Your task. Gather every line that includes the word "Turnovers", please.

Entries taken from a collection
--- Start ---
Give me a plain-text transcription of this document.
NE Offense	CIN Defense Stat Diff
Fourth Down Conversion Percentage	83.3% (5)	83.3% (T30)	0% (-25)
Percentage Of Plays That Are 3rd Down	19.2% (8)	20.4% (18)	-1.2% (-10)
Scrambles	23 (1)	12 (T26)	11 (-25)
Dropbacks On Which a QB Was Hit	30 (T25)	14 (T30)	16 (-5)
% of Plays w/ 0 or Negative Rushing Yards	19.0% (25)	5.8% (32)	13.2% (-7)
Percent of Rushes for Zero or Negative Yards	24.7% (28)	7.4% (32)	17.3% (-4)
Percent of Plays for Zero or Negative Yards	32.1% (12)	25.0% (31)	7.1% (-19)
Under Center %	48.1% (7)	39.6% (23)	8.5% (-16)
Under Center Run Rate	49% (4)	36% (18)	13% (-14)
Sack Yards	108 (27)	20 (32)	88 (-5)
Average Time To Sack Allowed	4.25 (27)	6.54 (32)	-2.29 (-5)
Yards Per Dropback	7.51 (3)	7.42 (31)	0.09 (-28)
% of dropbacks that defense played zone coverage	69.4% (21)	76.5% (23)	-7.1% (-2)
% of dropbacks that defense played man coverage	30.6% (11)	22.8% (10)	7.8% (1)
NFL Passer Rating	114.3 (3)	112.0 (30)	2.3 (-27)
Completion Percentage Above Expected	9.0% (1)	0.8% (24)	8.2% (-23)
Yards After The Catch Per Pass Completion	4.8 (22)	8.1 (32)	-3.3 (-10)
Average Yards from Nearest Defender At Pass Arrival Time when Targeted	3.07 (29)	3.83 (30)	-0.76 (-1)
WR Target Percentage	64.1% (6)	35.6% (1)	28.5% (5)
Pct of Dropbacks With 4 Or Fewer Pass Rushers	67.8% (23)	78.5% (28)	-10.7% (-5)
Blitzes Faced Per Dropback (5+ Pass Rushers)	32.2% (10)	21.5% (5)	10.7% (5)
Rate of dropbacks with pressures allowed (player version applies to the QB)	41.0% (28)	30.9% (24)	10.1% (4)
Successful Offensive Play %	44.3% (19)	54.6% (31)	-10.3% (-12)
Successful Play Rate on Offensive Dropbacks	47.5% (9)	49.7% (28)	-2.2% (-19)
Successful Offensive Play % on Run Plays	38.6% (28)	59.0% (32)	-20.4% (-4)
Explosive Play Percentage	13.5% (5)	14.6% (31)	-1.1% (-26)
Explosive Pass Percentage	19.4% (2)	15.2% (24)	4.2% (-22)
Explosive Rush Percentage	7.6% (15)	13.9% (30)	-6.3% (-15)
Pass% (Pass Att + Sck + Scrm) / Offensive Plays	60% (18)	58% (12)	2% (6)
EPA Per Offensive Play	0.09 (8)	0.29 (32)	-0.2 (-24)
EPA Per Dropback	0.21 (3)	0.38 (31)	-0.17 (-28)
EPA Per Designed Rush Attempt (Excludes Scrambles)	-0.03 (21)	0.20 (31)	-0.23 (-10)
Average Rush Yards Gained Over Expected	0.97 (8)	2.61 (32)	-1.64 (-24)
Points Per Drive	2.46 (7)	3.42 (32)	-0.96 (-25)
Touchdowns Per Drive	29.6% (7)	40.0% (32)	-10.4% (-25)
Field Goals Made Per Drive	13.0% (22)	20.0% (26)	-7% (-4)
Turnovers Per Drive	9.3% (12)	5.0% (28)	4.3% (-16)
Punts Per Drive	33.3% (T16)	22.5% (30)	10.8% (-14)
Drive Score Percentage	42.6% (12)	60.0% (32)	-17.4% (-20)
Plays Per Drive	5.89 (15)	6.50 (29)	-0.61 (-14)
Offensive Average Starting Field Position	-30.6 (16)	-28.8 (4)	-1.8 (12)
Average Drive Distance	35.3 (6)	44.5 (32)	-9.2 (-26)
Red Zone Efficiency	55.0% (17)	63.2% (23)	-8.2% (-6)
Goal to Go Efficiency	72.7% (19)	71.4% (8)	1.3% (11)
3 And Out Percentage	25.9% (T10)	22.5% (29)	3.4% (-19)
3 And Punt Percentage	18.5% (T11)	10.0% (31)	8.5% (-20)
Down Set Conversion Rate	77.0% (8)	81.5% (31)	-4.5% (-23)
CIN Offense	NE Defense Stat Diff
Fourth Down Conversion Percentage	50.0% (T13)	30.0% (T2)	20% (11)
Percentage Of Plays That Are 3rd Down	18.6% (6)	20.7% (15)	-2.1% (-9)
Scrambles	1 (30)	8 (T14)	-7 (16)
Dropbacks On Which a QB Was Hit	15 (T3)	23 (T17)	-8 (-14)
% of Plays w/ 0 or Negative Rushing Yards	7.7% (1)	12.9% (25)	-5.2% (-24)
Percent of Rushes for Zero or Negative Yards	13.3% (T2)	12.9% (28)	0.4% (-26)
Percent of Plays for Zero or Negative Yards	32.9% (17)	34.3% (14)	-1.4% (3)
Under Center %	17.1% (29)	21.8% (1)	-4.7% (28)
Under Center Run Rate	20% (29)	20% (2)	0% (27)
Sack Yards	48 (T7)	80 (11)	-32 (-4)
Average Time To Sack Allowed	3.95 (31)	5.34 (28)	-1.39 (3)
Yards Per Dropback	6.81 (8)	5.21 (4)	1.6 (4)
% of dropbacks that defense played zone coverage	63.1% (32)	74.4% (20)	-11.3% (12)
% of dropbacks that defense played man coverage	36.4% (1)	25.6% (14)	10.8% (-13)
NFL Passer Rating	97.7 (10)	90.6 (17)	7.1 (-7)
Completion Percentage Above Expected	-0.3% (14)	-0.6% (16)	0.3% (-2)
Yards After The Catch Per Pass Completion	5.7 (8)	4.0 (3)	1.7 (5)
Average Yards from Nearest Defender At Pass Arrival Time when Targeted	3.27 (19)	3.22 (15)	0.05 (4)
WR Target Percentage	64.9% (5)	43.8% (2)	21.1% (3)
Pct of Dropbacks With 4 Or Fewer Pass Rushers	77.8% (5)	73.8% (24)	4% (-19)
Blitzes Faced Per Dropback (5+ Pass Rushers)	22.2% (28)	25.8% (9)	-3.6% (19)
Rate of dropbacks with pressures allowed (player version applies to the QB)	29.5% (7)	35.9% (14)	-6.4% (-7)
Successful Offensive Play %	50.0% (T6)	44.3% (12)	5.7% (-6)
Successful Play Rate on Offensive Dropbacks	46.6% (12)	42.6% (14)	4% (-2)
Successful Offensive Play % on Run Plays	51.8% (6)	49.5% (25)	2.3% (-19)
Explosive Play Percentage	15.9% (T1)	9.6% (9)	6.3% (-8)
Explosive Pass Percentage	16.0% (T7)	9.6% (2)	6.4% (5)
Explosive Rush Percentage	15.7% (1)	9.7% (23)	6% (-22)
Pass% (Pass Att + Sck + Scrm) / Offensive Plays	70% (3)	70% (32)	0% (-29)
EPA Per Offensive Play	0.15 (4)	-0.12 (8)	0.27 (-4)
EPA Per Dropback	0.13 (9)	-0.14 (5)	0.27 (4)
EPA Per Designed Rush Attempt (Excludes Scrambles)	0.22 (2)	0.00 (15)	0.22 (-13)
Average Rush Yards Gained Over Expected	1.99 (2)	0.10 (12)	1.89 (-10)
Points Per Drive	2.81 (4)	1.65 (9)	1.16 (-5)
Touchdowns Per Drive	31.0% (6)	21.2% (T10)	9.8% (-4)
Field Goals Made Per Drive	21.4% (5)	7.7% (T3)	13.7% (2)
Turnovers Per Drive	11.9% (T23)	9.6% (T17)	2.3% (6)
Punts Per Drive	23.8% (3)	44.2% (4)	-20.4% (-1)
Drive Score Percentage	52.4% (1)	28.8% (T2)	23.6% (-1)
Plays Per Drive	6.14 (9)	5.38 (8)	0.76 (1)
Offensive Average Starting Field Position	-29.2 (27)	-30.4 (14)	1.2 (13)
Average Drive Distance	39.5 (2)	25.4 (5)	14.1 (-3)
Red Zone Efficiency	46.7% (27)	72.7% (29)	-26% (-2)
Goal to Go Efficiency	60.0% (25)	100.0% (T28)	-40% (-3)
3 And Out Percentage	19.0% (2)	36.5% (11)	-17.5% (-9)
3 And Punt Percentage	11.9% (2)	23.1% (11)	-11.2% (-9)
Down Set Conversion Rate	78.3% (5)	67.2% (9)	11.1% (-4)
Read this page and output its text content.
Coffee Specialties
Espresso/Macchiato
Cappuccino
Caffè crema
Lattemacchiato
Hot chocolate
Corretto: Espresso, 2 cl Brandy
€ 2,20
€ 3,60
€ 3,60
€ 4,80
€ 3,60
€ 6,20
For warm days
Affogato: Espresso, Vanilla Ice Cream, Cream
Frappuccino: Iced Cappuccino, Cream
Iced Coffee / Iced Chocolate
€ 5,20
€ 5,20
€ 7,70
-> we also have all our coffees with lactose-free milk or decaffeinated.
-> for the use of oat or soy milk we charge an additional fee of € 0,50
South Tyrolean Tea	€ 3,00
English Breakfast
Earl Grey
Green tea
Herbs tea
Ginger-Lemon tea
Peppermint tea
--- End ---
The answer.
Turnovers Per Drive	9.3% (12)	5.0% (28)	4.3% (-16)
Turnovers Per Drive	11.9% (T23)	9.6% (T17)	2.3% (6)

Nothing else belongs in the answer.